**Directions**
Copy each line of the listing below exactly.

**Material for the task**

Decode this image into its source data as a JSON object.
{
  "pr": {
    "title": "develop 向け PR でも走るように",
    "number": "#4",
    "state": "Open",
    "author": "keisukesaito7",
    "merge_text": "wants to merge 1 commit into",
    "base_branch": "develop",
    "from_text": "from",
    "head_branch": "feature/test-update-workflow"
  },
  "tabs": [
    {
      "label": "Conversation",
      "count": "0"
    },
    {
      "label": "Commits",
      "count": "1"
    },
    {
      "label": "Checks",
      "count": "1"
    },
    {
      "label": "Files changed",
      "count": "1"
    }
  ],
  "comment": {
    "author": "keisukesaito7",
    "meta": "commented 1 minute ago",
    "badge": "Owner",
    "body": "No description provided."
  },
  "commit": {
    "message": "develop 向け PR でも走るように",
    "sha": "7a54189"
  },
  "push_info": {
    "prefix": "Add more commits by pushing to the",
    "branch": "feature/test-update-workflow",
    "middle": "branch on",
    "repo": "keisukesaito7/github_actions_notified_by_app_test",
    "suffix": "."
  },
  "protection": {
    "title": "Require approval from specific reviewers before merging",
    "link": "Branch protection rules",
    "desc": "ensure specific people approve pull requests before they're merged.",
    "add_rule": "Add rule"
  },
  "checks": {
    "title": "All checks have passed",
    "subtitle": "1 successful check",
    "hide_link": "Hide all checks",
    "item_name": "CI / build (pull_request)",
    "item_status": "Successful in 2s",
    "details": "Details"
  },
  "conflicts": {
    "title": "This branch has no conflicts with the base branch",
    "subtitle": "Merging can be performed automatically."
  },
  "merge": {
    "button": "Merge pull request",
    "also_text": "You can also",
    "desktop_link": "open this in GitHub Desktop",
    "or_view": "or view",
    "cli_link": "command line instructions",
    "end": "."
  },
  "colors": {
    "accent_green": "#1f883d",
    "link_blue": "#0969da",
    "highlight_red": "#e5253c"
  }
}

**Solution below**
Decode this image into its source data as a JSON object.
{
  "pr": {
    "title": "develop 向け PR でも走るように",
    "number": "#4",
    "state": "Open",
    "author": "keisukesaito7",
    "merge_text": "wants to merge 1 commit into",
    "base_branch": "develop",
    "from_text": "from",
    "head_branch": "feature/test-update-workflow"
  },
  "tabs": [
    {
      "label": "Conversation",
      "count": "0"
    },
    {
      "label": "Commits",
      "count": "1"
    },
    {
      "label": "Checks",
      "count": "1"
    },
    {
      "label": "Files changed",
      "count": "1"
    }
  ],
  "comment": {
    "author": "keisukesaito7",
    "meta": "commented 1 minute ago",
    "badge": "Owner",
    "body": "No description provided."
  },
  "commit": {
    "message": "develop 向け PR でも走るように",
    "sha": "7a54189"
  },
  "push_info": {
    "prefix": "Add more commits by pushing to the",
    "branch": "feature/test-update-workflow",
    "middle": "branch on",
    "repo": "keisukesaito7/github_actions_notified_by_app_test",
    "suffix": "."
  },
  "protection": {
    "title": "Require approval from specific reviewers before merging",
    "link": "Branch protection rules",
    "desc": "ensure specific people approve pull requests before they're merged.",
    "add_rule": "Add rule"
  },
  "checks": {
    "title": "All checks have passed",
    "subtitle": "1 successful check",
    "hide_link": "Hide all checks",
    "item_name": "CI / build (pull_request)",
    "item_status": "Successful in 2s",
    "details": "Details"
  },
  "conflicts": {
    "title": "This branch has no conflicts with the base branch",
    "subtitle": "Merging can be performed automatically."
  },
  "merge": {
    "button": "Merge pull request",
    "also_text": "You can also",
    "desktop_link": "open this in GitHub Desktop",
    "or_view": "or view",
    "cli_link": "command line instructions",
    "end": "."
  },
  "colors": {
    "accent_green": "#1f883d",
    "link_blue": "#0969da",
    "highlight_red": "#e5253c"
  }
}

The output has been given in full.